* start *

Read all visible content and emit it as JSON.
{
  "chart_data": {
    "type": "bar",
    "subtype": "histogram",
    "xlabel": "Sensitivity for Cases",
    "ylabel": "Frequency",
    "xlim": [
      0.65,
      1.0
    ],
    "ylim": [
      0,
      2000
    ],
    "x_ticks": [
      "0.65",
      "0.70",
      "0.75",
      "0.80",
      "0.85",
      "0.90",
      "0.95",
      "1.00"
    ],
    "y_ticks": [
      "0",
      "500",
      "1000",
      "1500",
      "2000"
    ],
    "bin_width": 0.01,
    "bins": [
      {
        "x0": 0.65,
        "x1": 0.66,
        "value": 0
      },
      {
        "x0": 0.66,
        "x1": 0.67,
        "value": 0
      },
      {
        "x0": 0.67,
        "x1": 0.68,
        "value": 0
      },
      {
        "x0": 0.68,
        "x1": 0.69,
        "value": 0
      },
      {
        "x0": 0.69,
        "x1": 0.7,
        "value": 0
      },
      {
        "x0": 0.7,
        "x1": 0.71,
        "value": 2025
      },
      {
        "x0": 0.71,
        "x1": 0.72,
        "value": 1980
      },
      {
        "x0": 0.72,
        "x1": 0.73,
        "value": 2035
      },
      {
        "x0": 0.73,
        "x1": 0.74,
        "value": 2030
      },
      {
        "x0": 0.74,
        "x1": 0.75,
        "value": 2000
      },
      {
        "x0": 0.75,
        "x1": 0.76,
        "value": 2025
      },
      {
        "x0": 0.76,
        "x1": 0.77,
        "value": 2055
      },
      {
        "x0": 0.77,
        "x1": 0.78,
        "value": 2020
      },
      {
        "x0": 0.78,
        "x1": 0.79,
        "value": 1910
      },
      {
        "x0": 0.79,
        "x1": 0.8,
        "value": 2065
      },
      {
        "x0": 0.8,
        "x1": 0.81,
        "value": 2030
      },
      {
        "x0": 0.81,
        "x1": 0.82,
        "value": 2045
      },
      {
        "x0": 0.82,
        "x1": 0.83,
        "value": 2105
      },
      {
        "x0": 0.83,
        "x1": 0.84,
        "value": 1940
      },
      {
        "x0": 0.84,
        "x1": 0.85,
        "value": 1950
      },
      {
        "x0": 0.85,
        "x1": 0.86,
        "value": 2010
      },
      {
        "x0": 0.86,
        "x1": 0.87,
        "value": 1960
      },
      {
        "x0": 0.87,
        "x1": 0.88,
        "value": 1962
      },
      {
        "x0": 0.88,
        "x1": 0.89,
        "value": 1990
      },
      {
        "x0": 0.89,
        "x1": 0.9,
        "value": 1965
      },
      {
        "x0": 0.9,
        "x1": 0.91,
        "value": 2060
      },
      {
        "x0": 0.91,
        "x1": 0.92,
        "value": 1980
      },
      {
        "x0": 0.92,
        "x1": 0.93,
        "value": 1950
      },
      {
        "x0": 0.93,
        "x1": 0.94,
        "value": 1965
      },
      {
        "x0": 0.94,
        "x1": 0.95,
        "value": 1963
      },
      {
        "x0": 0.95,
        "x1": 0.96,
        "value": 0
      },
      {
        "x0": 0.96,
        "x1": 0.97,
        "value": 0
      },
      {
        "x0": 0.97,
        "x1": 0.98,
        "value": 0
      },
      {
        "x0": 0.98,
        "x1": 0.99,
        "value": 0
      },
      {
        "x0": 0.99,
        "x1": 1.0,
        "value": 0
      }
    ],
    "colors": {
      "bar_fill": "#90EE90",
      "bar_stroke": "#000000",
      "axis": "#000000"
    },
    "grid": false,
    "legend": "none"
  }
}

* end *

* THE REQUEST:
Retype every record above exactly as written.

* FINAL RESULT:
Read all visible content and emit it as JSON.
{
  "chart_data": {
    "type": "bar",
    "subtype": "histogram",
    "xlabel": "Sensitivity for Cases",
    "ylabel": "Frequency",
    "xlim": [
      0.65,
      1.0
    ],
    "ylim": [
      0,
      2000
    ],
    "x_ticks": [
      "0.65",
      "0.70",
      "0.75",
      "0.80",
      "0.85",
      "0.90",
      "0.95",
      "1.00"
    ],
    "y_ticks": [
      "0",
      "500",
      "1000",
      "1500",
      "2000"
    ],
    "bin_width": 0.01,
    "bins": [
      {
        "x0": 0.65,
        "x1": 0.66,
        "value": 0
      },
      {
        "x0": 0.66,
        "x1": 0.67,
        "value": 0
      },
      {
        "x0": 0.67,
        "x1": 0.68,
        "value": 0
      },
      {
        "x0": 0.68,
        "x1": 0.69,
        "value": 0
      },
      {
        "x0": 0.69,
        "x1": 0.7,
        "value": 0
      },
      {
        "x0": 0.7,
        "x1": 0.71,
        "value": 2025
      },
      {
        "x0": 0.71,
        "x1": 0.72,
        "value": 1980
      },
      {
        "x0": 0.72,
        "x1": 0.73,
        "value": 2035
      },
      {
        "x0": 0.73,
        "x1": 0.74,
        "value": 2030
      },
      {
        "x0": 0.74,
        "x1": 0.75,
        "value": 2000
      },
      {
        "x0": 0.75,
        "x1": 0.76,
        "value": 2025
      },
      {
        "x0": 0.76,
        "x1": 0.77,
        "value": 2055
      },
      {
        "x0": 0.77,
        "x1": 0.78,
        "value": 2020
      },
      {
        "x0": 0.78,
        "x1": 0.79,
        "value": 1910
      },
      {
        "x0": 0.79,
        "x1": 0.8,
        "value": 2065
      },
      {
        "x0": 0.8,
        "x1": 0.81,
        "value": 2030
      },
      {
        "x0": 0.81,
        "x1": 0.82,
        "value": 2045
      },
      {
        "x0": 0.82,
        "x1": 0.83,
        "value": 2105
      },
      {
        "x0": 0.83,
        "x1": 0.84,
        "value": 1940
      },
      {
        "x0": 0.84,
        "x1": 0.85,
        "value": 1950
      },
      {
        "x0": 0.85,
        "x1": 0.86,
        "value": 2010
      },
      {
        "x0": 0.86,
        "x1": 0.87,
        "value": 1960
      },
      {
        "x0": 0.87,
        "x1": 0.88,
        "value": 1962
      },
      {
        "x0": 0.88,
        "x1": 0.89,
        "value": 1990
      },
      {
        "x0": 0.89,
        "x1": 0.9,
        "value": 1965
      },
      {
        "x0": 0.9,
        "x1": 0.91,
        "value": 2060
      },
      {
        "x0": 0.91,
        "x1": 0.92,
        "value": 1980
      },
      {
        "x0": 0.92,
        "x1": 0.93,
        "value": 1950
      },
      {
        "x0": 0.93,
        "x1": 0.94,
        "value": 1965
      },
      {
        "x0": 0.94,
        "x1": 0.95,
        "value": 1963
      },
      {
        "x0": 0.95,
        "x1": 0.96,
        "value": 0
      },
      {
        "x0": 0.96,
        "x1": 0.97,
        "value": 0
      },
      {
        "x0": 0.97,
        "x1": 0.98,
        "value": 0
      },
      {
        "x0": 0.98,
        "x1": 0.99,
        "value": 0
      },
      {
        "x0": 0.99,
        "x1": 1.0,
        "value": 0
      }
    ],
    "colors": {
      "bar_fill": "#90EE90",
      "bar_stroke": "#000000",
      "axis": "#000000"
    },
    "grid": false,
    "legend": "none"
  }
}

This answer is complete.